_Task prompt_
Below is some material; transcribe all of it exactly.

_Record excerpts_
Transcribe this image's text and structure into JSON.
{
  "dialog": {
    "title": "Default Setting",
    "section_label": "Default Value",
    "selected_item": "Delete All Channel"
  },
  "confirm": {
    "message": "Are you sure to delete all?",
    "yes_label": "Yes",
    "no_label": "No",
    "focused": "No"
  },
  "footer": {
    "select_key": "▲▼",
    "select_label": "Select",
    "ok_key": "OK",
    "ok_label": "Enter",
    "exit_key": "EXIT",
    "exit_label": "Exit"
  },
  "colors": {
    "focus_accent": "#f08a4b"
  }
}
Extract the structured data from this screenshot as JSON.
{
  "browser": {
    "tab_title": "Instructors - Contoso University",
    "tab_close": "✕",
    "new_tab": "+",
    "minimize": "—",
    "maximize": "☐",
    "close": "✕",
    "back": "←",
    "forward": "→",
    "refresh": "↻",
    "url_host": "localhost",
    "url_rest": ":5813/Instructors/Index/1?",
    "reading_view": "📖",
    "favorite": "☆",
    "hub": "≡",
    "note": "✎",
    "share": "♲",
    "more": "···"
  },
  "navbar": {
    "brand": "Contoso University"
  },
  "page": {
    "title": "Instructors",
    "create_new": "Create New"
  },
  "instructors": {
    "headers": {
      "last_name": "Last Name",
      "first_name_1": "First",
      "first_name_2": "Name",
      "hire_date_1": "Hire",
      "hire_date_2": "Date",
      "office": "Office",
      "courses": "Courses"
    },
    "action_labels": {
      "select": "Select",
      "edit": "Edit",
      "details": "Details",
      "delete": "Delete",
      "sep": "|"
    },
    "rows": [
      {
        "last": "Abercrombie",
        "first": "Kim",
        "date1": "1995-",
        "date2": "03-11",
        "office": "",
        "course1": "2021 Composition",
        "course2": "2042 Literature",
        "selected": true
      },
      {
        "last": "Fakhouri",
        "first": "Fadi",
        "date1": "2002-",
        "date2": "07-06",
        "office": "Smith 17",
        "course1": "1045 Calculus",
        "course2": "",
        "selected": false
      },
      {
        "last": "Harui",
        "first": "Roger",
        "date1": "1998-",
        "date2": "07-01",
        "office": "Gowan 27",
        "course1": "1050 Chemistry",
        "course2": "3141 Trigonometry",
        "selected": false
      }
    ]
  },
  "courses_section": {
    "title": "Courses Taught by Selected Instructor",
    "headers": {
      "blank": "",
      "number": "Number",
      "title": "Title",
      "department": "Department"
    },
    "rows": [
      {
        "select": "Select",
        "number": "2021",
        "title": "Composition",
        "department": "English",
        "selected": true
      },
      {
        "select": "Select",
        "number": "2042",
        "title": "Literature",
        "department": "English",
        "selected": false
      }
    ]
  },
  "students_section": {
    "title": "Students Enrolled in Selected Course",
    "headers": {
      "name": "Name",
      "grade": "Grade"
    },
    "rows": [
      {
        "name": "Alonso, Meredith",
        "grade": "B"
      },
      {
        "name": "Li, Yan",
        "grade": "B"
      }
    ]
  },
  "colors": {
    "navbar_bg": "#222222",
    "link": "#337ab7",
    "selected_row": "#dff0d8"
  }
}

_Output for this exercise_
Transcribe this image's text and structure into JSON.
{
  "dialog": {
    "title": "Default Setting",
    "section_label": "Default Value",
    "selected_item": "Delete All Channel"
  },
  "confirm": {
    "message": "Are you sure to delete all?",
    "yes_label": "Yes",
    "no_label": "No",
    "focused": "No"
  },
  "footer": {
    "select_key": "▲▼",
    "select_label": "Select",
    "ok_key": "OK",
    "ok_label": "Enter",
    "exit_key": "EXIT",
    "exit_label": "Exit"
  },
  "colors": {
    "focus_accent": "#f08a4b"
  }
}
Extract the structured data from this screenshot as JSON.
{
  "browser": {
    "tab_title": "Instructors - Contoso University",
    "tab_close": "✕",
    "new_tab": "+",
    "minimize": "—",
    "maximize": "☐",
    "close": "✕",
    "back": "←",
    "forward": "→",
    "refresh": "↻",
    "url_host": "localhost",
    "url_rest": ":5813/Instructors/Index/1?",
    "reading_view": "📖",
    "favorite": "☆",
    "hub": "≡",
    "note": "✎",
    "share": "♲",
    "more": "···"
  },
  "navbar": {
    "brand": "Contoso University"
  },
  "page": {
    "title": "Instructors",
    "create_new": "Create New"
  },
  "instructors": {
    "headers": {
      "last_name": "Last Name",
      "first_name_1": "First",
      "first_name_2": "Name",
      "hire_date_1": "Hire",
      "hire_date_2": "Date",
      "office": "Office",
      "courses": "Courses"
    },
    "action_labels": {
      "select": "Select",
      "edit": "Edit",
      "details": "Details",
      "delete": "Delete",
      "sep": "|"
    },
    "rows": [
      {
        "last": "Abercrombie",
        "first": "Kim",
        "date1": "1995-",
        "date2": "03-11",
        "office": "",
        "course1": "2021 Composition",
        "course2": "2042 Literature",
        "selected": true
      },
      {
        "last": "Fakhouri",
        "first": "Fadi",
        "date1": "2002-",
        "date2": "07-06",
        "office": "Smith 17",
        "course1": "1045 Calculus",
        "course2": "",
        "selected": false
      },
      {
        "last": "Harui",
        "first": "Roger",
        "date1": "1998-",
        "date2": "07-01",
        "office": "Gowan 27",
        "course1": "1050 Chemistry",
        "course2": "3141 Trigonometry",
        "selected": false
      }
    ]
  },
  "courses_section": {
    "title": "Courses Taught by Selected Instructor",
    "headers": {
      "blank": "",
      "number": "Number",
      "title": "Title",
      "department": "Department"
    },
    "rows": [
      {
        "select": "Select",
        "number": "2021",
        "title": "Composition",
        "department": "English",
        "selected": true
      },
      {
        "select": "Select",
        "number": "2042",
        "title": "Literature",
        "department": "English",
        "selected": false
      }
    ]
  },
  "students_section": {
    "title": "Students Enrolled in Selected Course",
    "headers": {
      "name": "Name",
      "grade": "Grade"
    },
    "rows": [
      {
        "name": "Alonso, Meredith",
        "grade": "B"
      },
      {
        "name": "Li, Yan",
        "grade": "B"
      }
    ]
  },
  "colors": {
    "navbar_bg": "#222222",
    "link": "#337ab7",
    "selected_row": "#dff0d8"
  }
}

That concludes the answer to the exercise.